- _Task data_:
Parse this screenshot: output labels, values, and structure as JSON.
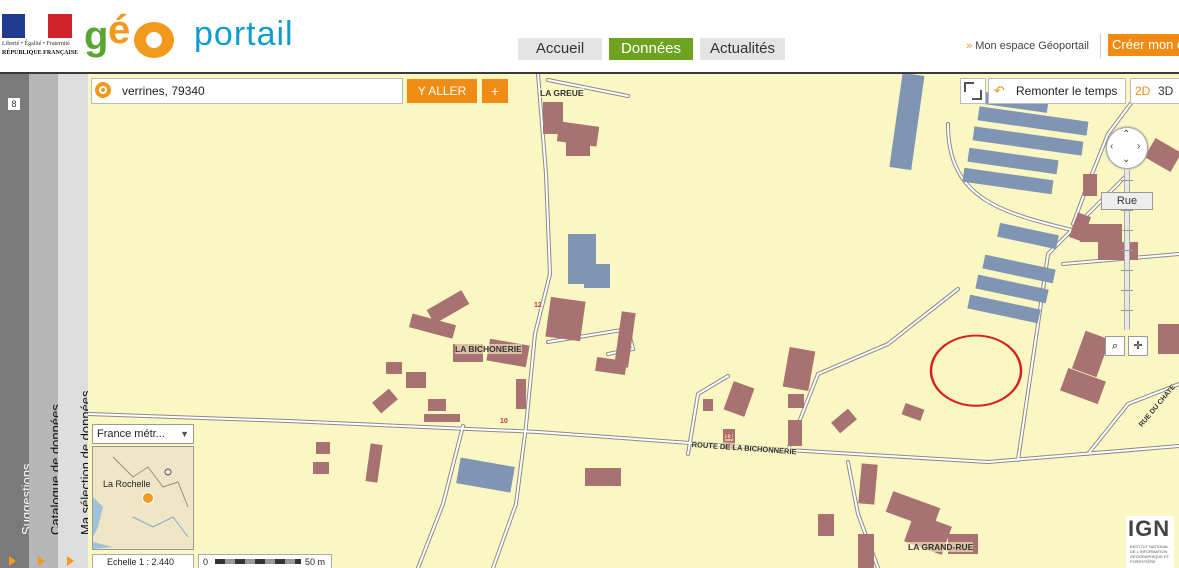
{
  "header": {
    "rf_motto": "Liberté • Égalité • Fraternité",
    "rf_name": "RÉPUBLIQUE FRANÇAISE",
    "logo": {
      "g": "g",
      "e": "é",
      "portail": "portail"
    },
    "nav": [
      {
        "label": "Accueil",
        "active": false
      },
      {
        "label": "Données",
        "active": true
      },
      {
        "label": "Actualités",
        "active": false
      }
    ],
    "espace_link": "Mon espace Géoportail",
    "creer_button": "Créer mon e"
  },
  "sidebar": {
    "suggestions": "Suggestions",
    "suggestions_count": "8",
    "catalogue": "Catalogue de données",
    "selection": "Ma sélection de données"
  },
  "search": {
    "value": "verrines, 79340",
    "go_label": "Y ALLER",
    "plus_label": "+"
  },
  "map_controls": {
    "remonter_label": "Remonter le temps",
    "dim_2d": "2D",
    "dim_3d": "3D",
    "rue_label": "Rue"
  },
  "map_labels": {
    "la_greue": "LA GREUE",
    "la_bichonnerie": "LA BICHONERIE",
    "route_bichonnerie": "ROUTE DE LA BICHONNERIE",
    "la_grand_rue": "LA GRAND-RUE",
    "rue_du_chate": "RUE DU CHATE",
    "road_10": "10",
    "road_12": "12",
    "road_13": "13"
  },
  "minimap": {
    "select_value": "France métr...",
    "place_label": "La Rochelle"
  },
  "scale": {
    "text": "Echelle 1 :  2.440",
    "zero": "0",
    "distance": "50 m"
  },
  "ign": {
    "logo_text": "IGN",
    "subtitle": "INSTITUT NATIONAL DE L'INFORMATION GÉOGRAPHIQUE ET FORESTIÈRE"
  },
  "colors": {
    "map_background": "#fbf7c3",
    "building": "#a87272",
    "large_building": "#7f95b3",
    "accent_orange": "#f08c13",
    "nav_active": "#6ea31f",
    "annotation_circle": "#d81e1e"
  }
}
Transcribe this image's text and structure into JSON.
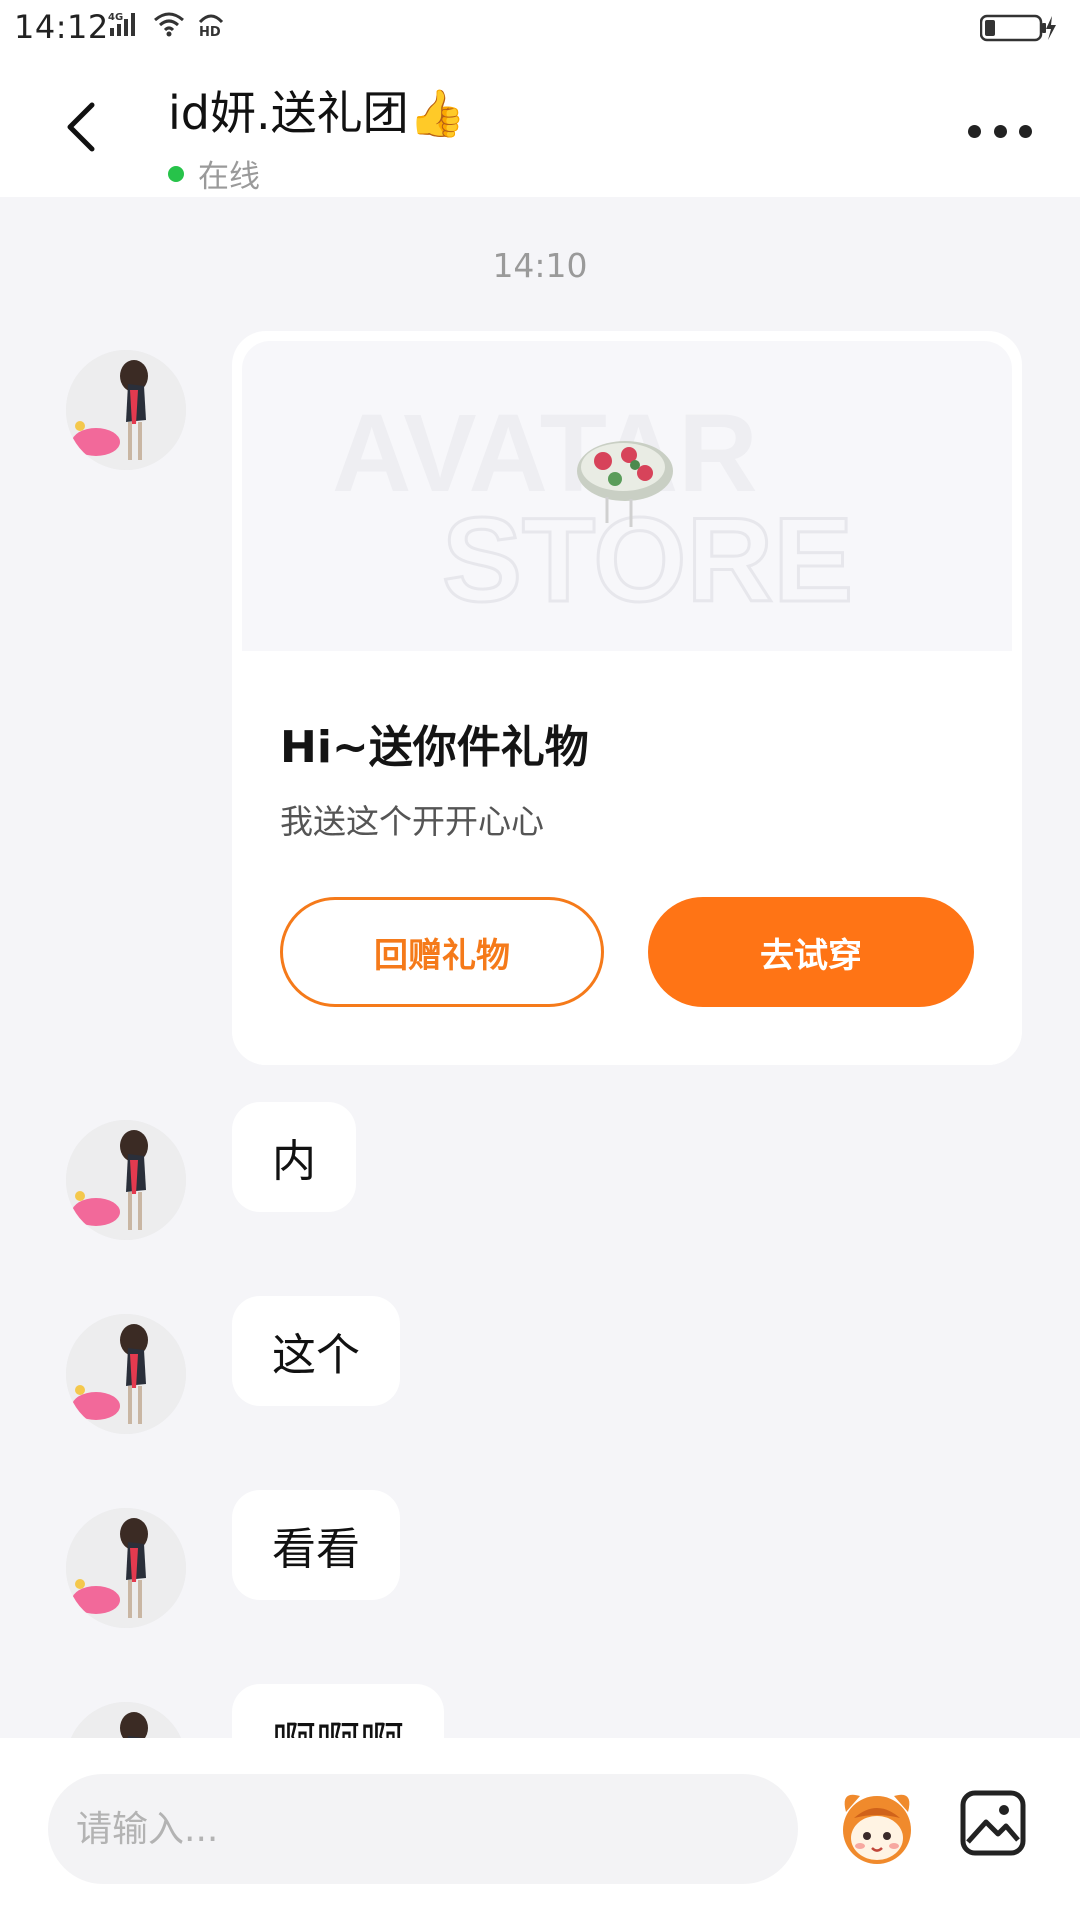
{
  "status_bar": {
    "time": "14:12",
    "network": "4G",
    "hd": "HD"
  },
  "header": {
    "title": "id妍.送礼团👍",
    "status": "在线"
  },
  "chat": {
    "timestamp": "14:10",
    "gift_card": {
      "banner_watermark_line1": "AVATAR",
      "banner_watermark_line2": "STORE",
      "title": "Hi~送你件礼物",
      "subtitle": "我送这个开开心心",
      "return_gift_label": "回赠礼物",
      "try_on_label": "去试穿"
    },
    "messages": [
      {
        "text": "内"
      },
      {
        "text": "这个"
      },
      {
        "text": "看看"
      },
      {
        "text": "啊啊啊"
      }
    ]
  },
  "input": {
    "placeholder": "请输入..."
  },
  "colors": {
    "accent": "#ff7415",
    "online": "#27c34a",
    "background": "#f5f5f8"
  },
  "icons": [
    "back-arrow-icon",
    "more-dots-icon",
    "emoji-mascot-icon",
    "image-icon"
  ]
}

- _Task goal_: Gather all lines where the word "this" appears.

- _Written response_:
Parse this screenshot: output labels, values, and structure as JSON.
Transcribe this image's text and structure into JSON.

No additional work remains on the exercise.